• Written problem:
Count every line of these entries that holds the word "date", and reply with the number only.
• • • •
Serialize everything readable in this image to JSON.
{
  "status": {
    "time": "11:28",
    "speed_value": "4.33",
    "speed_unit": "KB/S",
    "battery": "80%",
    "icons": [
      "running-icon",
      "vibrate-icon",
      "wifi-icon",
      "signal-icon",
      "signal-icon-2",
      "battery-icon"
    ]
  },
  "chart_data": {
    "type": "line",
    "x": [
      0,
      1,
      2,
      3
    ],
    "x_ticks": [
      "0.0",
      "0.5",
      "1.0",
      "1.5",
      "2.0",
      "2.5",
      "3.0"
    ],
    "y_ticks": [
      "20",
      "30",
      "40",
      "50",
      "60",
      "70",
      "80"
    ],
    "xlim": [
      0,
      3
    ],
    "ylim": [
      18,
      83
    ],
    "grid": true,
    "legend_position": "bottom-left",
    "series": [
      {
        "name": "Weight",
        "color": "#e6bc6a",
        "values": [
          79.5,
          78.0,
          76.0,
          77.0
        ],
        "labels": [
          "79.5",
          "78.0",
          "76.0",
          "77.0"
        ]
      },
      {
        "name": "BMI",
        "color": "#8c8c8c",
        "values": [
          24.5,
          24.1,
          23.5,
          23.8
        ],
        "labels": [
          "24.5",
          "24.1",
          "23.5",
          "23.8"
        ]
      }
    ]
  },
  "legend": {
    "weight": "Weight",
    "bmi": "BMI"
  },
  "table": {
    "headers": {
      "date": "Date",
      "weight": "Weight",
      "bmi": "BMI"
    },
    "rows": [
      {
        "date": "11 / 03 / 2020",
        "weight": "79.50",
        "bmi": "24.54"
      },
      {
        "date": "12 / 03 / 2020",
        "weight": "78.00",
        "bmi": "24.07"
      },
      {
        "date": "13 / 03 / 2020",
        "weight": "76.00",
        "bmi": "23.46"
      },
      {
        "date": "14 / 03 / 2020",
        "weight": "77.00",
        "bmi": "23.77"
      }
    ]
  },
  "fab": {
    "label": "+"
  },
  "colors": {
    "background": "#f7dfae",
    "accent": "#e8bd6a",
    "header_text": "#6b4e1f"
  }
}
• • • •
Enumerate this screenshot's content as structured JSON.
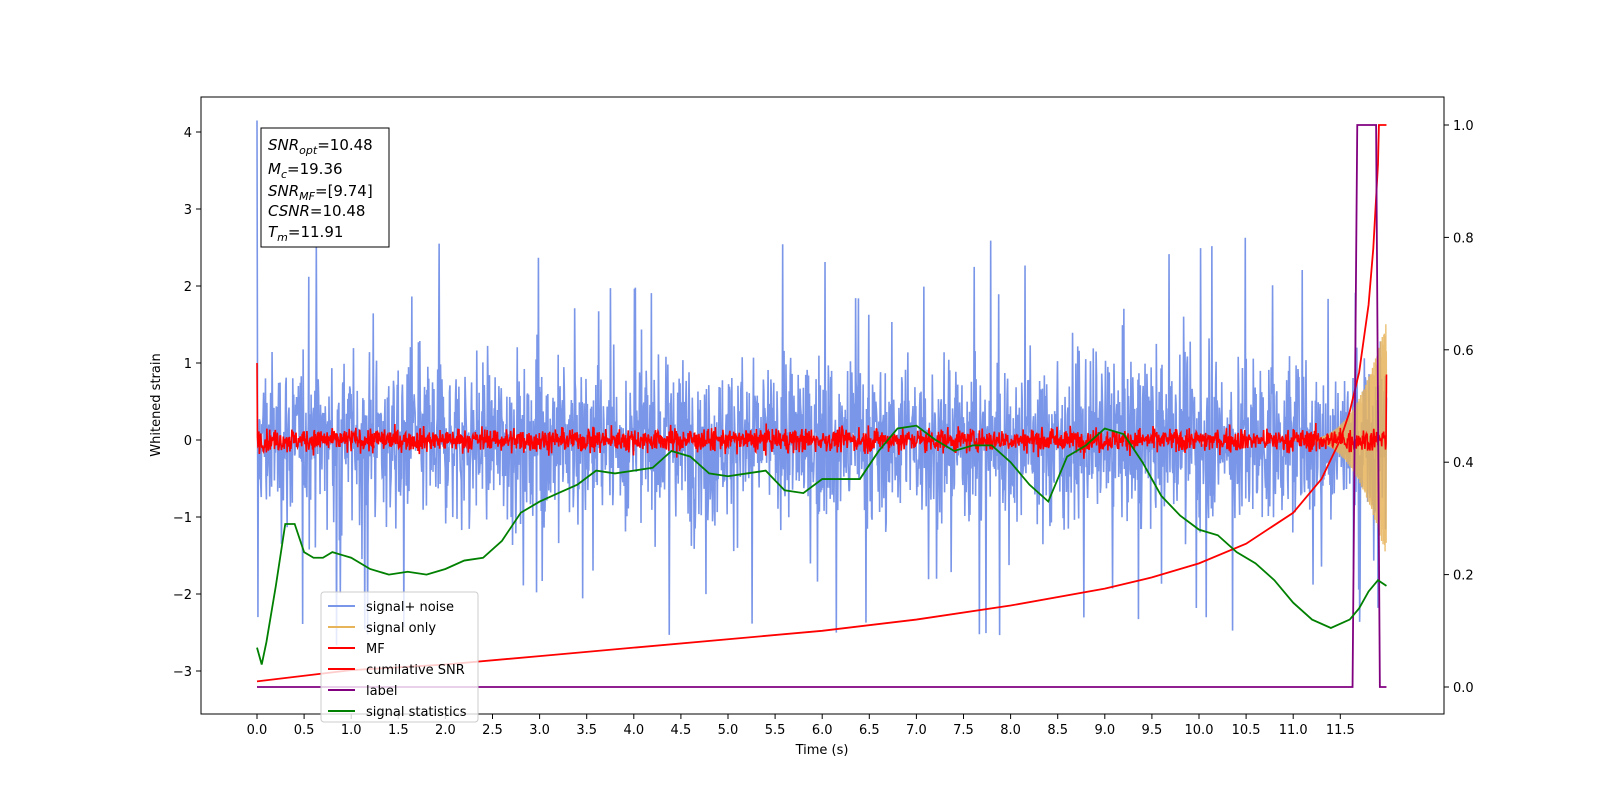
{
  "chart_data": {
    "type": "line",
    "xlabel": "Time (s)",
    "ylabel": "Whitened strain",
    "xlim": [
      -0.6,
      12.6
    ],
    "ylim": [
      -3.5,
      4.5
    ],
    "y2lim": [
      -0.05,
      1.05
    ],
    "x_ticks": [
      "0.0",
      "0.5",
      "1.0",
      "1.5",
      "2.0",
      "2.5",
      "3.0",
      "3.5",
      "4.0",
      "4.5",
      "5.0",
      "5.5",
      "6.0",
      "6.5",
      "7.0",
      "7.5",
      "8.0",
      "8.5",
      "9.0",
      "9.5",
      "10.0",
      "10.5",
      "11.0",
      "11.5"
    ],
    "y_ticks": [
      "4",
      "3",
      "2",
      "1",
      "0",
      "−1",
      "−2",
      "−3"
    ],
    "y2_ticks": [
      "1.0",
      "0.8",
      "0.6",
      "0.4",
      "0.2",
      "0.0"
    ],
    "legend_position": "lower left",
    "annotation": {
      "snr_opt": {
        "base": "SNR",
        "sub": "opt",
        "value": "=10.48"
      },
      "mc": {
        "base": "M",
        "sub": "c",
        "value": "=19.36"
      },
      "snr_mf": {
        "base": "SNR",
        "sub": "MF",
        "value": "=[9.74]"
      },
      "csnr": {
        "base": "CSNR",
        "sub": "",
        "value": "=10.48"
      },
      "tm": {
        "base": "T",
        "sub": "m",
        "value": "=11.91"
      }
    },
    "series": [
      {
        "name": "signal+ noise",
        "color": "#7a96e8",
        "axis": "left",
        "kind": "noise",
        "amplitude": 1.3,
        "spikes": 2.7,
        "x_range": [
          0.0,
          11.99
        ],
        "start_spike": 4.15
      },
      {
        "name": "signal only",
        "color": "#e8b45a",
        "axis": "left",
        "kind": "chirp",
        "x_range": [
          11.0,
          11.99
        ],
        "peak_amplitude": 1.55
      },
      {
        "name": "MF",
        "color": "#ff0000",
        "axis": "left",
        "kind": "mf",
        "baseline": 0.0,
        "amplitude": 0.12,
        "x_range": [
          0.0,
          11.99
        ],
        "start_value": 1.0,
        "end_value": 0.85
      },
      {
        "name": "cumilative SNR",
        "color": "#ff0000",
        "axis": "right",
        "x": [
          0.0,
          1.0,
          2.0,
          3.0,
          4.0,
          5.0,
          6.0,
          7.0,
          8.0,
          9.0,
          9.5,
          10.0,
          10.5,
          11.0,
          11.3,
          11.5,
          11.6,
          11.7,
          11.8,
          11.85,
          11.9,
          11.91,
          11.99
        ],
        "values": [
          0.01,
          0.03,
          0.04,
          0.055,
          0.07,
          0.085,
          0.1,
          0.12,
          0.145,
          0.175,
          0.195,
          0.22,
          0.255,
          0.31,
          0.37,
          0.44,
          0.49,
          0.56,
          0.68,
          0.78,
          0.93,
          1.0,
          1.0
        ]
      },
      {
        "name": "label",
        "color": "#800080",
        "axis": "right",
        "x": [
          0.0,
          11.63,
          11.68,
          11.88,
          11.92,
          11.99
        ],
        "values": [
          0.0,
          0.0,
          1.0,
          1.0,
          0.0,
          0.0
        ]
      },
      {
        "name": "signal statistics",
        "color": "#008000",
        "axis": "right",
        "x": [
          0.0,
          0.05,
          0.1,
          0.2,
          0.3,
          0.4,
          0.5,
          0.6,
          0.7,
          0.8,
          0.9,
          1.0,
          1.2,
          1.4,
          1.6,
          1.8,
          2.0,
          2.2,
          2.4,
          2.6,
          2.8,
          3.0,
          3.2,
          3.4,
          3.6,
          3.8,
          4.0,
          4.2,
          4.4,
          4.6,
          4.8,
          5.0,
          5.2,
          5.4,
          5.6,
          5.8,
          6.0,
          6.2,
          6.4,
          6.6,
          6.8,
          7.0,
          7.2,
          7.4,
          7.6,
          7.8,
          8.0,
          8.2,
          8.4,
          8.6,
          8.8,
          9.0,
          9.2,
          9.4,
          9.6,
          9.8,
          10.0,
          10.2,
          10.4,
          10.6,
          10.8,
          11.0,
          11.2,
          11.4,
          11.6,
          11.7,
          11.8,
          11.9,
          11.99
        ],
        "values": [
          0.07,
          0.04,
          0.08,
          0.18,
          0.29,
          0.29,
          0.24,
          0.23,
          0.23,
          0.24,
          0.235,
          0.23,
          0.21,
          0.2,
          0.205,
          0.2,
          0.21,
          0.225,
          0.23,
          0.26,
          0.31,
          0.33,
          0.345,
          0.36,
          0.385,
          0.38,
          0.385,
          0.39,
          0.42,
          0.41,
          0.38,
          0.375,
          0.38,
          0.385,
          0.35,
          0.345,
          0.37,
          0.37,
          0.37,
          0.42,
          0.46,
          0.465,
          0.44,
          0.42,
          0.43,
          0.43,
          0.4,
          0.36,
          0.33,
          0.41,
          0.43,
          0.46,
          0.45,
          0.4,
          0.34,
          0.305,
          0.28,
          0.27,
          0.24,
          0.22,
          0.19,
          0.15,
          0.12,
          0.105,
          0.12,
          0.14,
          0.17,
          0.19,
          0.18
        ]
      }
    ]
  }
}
• • • •
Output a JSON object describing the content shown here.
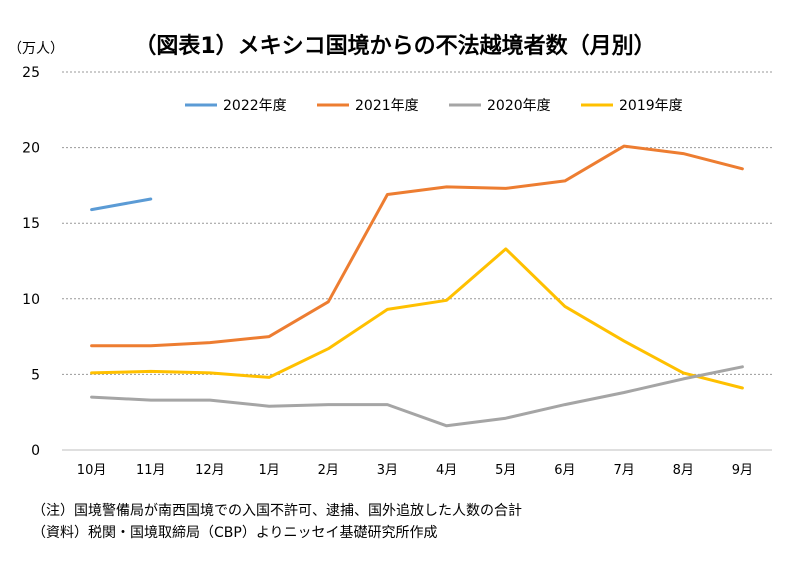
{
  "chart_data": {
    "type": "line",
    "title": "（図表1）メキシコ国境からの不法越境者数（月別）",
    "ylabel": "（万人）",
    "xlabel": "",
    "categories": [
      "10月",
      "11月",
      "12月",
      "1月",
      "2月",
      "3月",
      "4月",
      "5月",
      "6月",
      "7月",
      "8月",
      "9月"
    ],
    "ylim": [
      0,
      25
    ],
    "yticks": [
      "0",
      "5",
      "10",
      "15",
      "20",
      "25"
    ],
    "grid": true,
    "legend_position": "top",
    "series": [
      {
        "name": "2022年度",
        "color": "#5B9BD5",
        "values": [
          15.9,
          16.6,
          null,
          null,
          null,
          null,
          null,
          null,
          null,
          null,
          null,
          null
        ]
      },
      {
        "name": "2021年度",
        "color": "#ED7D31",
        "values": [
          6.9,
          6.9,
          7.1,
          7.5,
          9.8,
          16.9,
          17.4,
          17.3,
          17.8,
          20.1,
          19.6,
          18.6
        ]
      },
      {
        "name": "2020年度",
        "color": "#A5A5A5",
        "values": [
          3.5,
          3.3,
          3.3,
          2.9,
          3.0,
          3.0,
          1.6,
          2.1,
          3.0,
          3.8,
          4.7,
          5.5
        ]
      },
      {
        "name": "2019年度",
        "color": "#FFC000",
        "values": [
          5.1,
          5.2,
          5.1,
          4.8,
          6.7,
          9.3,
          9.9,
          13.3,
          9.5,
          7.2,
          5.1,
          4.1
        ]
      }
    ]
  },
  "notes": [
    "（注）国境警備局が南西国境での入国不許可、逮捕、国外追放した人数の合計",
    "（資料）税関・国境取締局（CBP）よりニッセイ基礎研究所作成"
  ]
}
• • • •
• Final result:
5